Work required: Nothing may be dropped or altered: reproduce all the data.

* Begin Excerpted data *

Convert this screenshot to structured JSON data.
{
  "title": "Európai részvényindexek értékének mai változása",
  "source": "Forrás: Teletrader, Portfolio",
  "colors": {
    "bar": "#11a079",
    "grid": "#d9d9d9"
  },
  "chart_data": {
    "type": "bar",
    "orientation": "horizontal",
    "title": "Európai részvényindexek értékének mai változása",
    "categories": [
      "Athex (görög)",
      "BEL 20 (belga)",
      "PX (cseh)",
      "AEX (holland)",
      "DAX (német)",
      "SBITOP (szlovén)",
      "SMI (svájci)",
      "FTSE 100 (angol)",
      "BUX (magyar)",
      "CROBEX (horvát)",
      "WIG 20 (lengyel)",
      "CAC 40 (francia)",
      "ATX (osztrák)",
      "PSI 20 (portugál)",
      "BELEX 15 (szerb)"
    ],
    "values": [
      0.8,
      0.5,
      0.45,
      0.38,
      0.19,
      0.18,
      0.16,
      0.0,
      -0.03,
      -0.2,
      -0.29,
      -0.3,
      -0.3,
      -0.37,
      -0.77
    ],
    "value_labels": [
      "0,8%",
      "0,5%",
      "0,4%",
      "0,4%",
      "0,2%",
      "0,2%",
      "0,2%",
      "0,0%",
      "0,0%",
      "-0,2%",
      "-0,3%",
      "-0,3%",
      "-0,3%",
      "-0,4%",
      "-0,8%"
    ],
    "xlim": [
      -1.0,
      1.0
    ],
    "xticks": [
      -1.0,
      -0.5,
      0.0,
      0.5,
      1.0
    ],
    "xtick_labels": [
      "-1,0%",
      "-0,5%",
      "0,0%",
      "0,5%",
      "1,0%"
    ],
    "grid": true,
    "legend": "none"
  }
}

* End Excerpted data *

Completed task:
Convert this screenshot to structured JSON data.
{
  "title": "Európai részvényindexek értékének mai változása",
  "source": "Forrás: Teletrader, Portfolio",
  "colors": {
    "bar": "#11a079",
    "grid": "#d9d9d9"
  },
  "chart_data": {
    "type": "bar",
    "orientation": "horizontal",
    "title": "Európai részvényindexek értékének mai változása",
    "categories": [
      "Athex (görög)",
      "BEL 20 (belga)",
      "PX (cseh)",
      "AEX (holland)",
      "DAX (német)",
      "SBITOP (szlovén)",
      "SMI (svájci)",
      "FTSE 100 (angol)",
      "BUX (magyar)",
      "CROBEX (horvát)",
      "WIG 20 (lengyel)",
      "CAC 40 (francia)",
      "ATX (osztrák)",
      "PSI 20 (portugál)",
      "BELEX 15 (szerb)"
    ],
    "values": [
      0.8,
      0.5,
      0.45,
      0.38,
      0.19,
      0.18,
      0.16,
      0.0,
      -0.03,
      -0.2,
      -0.29,
      -0.3,
      -0.3,
      -0.37,
      -0.77
    ],
    "value_labels": [
      "0,8%",
      "0,5%",
      "0,4%",
      "0,4%",
      "0,2%",
      "0,2%",
      "0,2%",
      "0,0%",
      "0,0%",
      "-0,2%",
      "-0,3%",
      "-0,3%",
      "-0,3%",
      "-0,4%",
      "-0,8%"
    ],
    "xlim": [
      -1.0,
      1.0
    ],
    "xticks": [
      -1.0,
      -0.5,
      0.0,
      0.5,
      1.0
    ],
    "xtick_labels": [
      "-1,0%",
      "-0,5%",
      "0,0%",
      "0,5%",
      "1,0%"
    ],
    "grid": true,
    "legend": "none"
  }
}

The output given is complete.